(Data records):
___
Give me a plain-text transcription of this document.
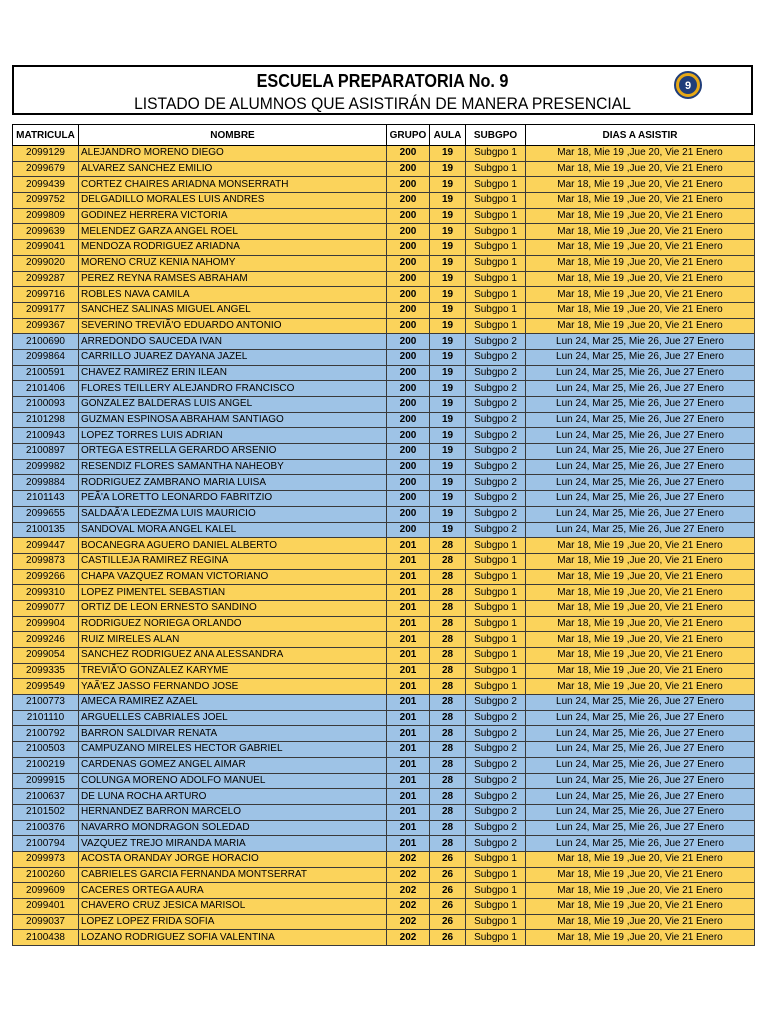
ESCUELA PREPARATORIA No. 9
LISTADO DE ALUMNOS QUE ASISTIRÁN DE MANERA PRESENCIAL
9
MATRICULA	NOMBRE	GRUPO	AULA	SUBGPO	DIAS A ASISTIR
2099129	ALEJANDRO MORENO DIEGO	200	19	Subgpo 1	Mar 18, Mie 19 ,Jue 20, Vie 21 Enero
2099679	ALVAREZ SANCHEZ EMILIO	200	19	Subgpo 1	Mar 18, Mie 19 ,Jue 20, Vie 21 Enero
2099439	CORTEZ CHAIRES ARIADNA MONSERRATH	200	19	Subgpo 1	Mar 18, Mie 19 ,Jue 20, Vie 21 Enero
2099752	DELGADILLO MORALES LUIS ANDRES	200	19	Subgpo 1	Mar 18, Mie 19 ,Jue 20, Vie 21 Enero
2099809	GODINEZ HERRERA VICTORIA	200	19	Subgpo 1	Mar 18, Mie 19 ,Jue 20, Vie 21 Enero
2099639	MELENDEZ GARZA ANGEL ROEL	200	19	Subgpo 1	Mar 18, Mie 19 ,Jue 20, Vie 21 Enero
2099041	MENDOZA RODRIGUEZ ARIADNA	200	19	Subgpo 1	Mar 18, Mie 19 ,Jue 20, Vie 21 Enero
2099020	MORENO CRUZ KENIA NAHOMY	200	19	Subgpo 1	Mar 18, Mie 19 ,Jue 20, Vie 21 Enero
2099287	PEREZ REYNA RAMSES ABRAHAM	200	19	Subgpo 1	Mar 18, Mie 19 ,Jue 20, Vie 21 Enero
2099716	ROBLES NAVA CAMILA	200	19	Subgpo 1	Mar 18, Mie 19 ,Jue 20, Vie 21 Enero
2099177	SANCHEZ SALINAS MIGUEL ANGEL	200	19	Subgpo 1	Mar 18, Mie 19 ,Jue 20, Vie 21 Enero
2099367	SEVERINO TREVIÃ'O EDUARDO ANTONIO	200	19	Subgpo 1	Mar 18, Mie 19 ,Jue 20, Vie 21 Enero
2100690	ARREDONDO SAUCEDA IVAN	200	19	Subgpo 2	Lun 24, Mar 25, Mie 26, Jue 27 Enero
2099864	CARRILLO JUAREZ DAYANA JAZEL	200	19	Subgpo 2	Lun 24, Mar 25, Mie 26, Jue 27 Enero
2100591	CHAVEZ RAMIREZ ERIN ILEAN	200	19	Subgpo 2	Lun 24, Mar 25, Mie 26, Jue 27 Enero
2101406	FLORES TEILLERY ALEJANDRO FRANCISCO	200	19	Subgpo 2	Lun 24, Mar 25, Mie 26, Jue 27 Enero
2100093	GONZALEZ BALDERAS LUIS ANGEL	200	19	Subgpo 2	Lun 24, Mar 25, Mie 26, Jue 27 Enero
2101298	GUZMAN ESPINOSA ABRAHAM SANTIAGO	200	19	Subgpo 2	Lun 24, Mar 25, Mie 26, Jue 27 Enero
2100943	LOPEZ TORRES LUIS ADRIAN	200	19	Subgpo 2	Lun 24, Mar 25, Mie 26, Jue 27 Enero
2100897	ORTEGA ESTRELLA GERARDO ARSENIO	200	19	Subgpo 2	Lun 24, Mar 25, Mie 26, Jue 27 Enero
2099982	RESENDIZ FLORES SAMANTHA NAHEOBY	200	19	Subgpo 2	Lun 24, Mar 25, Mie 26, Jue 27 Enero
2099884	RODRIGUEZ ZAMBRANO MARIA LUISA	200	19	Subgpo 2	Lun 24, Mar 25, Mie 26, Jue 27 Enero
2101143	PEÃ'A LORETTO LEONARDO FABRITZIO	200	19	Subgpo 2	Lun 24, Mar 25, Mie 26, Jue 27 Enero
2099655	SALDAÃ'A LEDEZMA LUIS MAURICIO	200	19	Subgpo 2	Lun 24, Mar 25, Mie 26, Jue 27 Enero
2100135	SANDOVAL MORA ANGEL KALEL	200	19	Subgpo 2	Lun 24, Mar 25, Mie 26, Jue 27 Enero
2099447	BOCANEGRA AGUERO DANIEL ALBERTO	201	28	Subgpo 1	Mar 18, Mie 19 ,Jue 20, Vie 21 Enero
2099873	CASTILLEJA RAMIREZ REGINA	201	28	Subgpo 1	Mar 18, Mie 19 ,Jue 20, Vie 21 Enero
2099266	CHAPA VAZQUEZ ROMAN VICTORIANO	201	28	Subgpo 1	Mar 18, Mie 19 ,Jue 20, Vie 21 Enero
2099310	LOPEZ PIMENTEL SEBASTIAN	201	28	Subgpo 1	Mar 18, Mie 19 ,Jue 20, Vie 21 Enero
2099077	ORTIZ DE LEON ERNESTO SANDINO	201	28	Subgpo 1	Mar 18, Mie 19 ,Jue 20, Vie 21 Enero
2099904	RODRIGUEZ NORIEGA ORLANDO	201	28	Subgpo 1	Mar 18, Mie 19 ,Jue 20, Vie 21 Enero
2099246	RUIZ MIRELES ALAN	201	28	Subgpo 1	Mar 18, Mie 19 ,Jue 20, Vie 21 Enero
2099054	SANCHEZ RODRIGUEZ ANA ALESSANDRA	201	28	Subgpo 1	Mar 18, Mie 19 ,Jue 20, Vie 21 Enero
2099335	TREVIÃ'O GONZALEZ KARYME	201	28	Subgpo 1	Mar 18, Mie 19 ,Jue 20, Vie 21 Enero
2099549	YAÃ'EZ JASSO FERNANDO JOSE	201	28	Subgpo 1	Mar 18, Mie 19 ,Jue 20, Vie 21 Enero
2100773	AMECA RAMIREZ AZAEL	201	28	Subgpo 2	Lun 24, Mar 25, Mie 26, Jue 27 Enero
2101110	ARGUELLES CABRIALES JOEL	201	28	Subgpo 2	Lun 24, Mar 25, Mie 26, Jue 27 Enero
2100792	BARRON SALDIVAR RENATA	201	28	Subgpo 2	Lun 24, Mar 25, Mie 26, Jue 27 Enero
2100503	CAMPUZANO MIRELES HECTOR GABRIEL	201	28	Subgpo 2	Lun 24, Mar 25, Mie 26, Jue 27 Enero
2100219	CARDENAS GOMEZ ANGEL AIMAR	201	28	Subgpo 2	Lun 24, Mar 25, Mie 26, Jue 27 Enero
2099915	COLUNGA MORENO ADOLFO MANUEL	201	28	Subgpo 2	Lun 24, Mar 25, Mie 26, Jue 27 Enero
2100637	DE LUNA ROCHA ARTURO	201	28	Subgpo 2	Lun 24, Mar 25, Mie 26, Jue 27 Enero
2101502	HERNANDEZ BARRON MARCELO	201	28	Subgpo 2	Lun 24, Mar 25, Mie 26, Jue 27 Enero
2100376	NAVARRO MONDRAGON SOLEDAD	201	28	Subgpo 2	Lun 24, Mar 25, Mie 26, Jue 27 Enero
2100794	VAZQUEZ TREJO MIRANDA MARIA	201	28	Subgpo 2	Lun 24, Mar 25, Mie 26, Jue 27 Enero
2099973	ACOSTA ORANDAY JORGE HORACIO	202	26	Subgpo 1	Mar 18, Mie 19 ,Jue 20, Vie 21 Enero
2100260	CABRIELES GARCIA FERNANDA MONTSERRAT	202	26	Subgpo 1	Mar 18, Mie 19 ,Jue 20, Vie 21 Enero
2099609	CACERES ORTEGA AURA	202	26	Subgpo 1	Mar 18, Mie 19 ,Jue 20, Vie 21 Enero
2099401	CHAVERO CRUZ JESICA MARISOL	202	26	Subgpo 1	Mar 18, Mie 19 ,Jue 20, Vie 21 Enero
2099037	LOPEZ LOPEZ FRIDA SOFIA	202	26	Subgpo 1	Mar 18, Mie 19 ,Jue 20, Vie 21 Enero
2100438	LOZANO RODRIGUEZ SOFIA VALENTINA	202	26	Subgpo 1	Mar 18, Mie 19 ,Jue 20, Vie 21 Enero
___
(TASK REQUIREMENTS): What is the number of lines above that contain "GONZALEZ"? Answer with that number only.

(FULL RESPONSE): 2